Set exercise ->
Pull out every line below holding the word "relieve".

Data entries:

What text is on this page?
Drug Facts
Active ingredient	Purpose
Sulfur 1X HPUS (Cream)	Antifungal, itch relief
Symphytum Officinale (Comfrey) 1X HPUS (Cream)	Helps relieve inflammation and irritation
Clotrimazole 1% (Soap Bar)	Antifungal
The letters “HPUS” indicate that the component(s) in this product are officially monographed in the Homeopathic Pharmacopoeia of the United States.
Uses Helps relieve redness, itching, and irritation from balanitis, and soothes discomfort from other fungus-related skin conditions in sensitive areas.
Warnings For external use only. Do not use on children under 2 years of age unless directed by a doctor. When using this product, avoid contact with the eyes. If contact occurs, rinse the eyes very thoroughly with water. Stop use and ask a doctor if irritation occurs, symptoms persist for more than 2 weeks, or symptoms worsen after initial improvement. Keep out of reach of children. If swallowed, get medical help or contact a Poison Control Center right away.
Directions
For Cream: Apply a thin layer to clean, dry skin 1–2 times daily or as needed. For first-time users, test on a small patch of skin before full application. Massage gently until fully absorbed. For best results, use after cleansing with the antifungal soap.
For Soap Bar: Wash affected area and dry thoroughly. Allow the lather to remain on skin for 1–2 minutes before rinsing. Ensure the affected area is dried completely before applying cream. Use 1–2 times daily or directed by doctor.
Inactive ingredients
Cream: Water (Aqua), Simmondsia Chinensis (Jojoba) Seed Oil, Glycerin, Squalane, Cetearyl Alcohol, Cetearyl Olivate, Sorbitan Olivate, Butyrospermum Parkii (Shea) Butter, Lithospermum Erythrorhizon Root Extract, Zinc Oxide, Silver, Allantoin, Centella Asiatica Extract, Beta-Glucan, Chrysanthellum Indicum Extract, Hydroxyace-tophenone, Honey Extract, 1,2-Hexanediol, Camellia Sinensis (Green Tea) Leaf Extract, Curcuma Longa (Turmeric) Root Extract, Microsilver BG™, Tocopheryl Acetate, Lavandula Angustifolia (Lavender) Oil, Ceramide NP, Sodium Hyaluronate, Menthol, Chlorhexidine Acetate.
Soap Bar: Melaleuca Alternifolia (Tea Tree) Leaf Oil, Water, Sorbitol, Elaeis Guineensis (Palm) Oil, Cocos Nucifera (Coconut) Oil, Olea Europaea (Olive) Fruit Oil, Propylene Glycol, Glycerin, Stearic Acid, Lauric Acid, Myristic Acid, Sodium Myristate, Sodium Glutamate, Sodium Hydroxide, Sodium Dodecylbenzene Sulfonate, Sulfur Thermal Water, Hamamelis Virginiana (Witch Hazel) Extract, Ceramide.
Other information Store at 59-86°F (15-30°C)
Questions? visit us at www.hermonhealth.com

Solution for this exercise ->
Symphytum Officinale (Comfrey) 1X HPUS (Cream)	Helps relieve inflammation and irritation
Uses Helps relieve redness, itching, and irritation from balanitis, and soothes discomfort from other fungus-related skin conditions in sensitive areas.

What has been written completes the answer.